**WORK TO COMPLETE**
Write out, word for word, every line from the one containing "Type out the text in this image." through the last line of the records below, both ends included.

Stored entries

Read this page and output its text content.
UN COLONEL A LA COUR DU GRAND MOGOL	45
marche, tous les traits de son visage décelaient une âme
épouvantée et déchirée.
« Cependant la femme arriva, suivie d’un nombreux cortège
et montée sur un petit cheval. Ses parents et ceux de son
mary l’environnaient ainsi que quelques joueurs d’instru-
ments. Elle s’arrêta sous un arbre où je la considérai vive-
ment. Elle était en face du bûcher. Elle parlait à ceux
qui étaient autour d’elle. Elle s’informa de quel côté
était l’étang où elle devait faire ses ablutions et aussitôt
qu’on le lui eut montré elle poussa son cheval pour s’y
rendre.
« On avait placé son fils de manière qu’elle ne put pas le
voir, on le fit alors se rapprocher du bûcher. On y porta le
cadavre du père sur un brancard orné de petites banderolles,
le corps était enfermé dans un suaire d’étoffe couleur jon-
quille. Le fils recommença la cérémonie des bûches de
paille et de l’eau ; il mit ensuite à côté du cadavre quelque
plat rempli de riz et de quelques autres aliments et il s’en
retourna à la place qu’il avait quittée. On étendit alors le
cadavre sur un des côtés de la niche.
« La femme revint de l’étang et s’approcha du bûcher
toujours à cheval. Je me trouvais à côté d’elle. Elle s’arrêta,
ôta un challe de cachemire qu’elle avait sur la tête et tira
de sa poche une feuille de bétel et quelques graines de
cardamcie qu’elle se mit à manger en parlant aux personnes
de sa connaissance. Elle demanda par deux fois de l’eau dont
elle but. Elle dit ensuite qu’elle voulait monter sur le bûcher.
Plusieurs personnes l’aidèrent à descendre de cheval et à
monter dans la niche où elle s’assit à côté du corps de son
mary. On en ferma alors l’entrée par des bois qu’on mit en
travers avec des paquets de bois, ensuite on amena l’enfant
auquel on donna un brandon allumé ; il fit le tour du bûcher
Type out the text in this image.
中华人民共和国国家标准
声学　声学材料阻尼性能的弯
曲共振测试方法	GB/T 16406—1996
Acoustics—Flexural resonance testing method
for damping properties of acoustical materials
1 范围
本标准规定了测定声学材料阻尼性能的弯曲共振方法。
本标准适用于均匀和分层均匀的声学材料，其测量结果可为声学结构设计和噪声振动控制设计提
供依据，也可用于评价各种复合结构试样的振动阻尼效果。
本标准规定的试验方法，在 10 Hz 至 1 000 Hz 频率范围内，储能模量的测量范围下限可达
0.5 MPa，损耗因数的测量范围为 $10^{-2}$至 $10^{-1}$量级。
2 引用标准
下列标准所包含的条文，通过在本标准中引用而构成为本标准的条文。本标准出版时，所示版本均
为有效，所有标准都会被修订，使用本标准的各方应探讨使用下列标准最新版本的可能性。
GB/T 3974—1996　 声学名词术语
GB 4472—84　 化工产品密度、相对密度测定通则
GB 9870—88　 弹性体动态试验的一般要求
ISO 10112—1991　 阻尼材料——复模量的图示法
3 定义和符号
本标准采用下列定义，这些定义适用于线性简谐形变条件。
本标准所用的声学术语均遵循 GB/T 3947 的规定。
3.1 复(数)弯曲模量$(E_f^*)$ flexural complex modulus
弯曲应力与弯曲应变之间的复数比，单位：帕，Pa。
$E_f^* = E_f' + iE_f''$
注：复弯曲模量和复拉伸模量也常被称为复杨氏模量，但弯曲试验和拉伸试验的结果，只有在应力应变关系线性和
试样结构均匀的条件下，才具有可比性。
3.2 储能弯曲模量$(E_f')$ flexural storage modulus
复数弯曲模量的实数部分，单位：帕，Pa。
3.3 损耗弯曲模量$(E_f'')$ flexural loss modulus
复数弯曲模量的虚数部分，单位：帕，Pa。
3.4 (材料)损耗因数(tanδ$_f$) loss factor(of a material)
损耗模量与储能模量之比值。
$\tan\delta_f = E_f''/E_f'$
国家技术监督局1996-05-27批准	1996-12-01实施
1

**ANSWER TO THE TASK**
Type out the text in this image.
中华人民共和国国家标准
声学　声学材料阻尼性能的弯
曲共振测试方法	GB/T 16406—1996
Acoustics—Flexural resonance testing method
for damping properties of acoustical materials
1 范围
本标准规定了测定声学材料阻尼性能的弯曲共振方法。
本标准适用于均匀和分层均匀的声学材料，其测量结果可为声学结构设计和噪声振动控制设计提
供依据，也可用于评价各种复合结构试样的振动阻尼效果。
本标准规定的试验方法，在 10 Hz 至 1 000 Hz 频率范围内，储能模量的测量范围下限可达
0.5 MPa，损耗因数的测量范围为 $10^{-2}$至 $10^{-1}$量级。
2 引用标准
下列标准所包含的条文，通过在本标准中引用而构成为本标准的条文。本标准出版时，所示版本均
为有效，所有标准都会被修订，使用本标准的各方应探讨使用下列标准最新版本的可能性。
GB/T 3974—1996　 声学名词术语
GB 4472—84　 化工产品密度、相对密度测定通则
GB 9870—88　 弹性体动态试验的一般要求
ISO 10112—1991　 阻尼材料——复模量的图示法
3 定义和符号
本标准采用下列定义，这些定义适用于线性简谐形变条件。
本标准所用的声学术语均遵循 GB/T 3947 的规定。
3.1 复(数)弯曲模量$(E_f^*)$ flexural complex modulus
弯曲应力与弯曲应变之间的复数比，单位：帕，Pa。
$E_f^* = E_f' + iE_f''$
注：复弯曲模量和复拉伸模量也常被称为复杨氏模量，但弯曲试验和拉伸试验的结果，只有在应力应变关系线性和
试样结构均匀的条件下，才具有可比性。
3.2 储能弯曲模量$(E_f')$ flexural storage modulus
复数弯曲模量的实数部分，单位：帕，Pa。
3.3 损耗弯曲模量$(E_f'')$ flexural loss modulus
复数弯曲模量的虚数部分，单位：帕，Pa。
3.4 (材料)损耗因数(tanδ$_f$) loss factor(of a material)
损耗模量与储能模量之比值。
$\tan\delta_f = E_f''/E_f'$
国家技术监督局1996-05-27批准	1996-12-01实施
1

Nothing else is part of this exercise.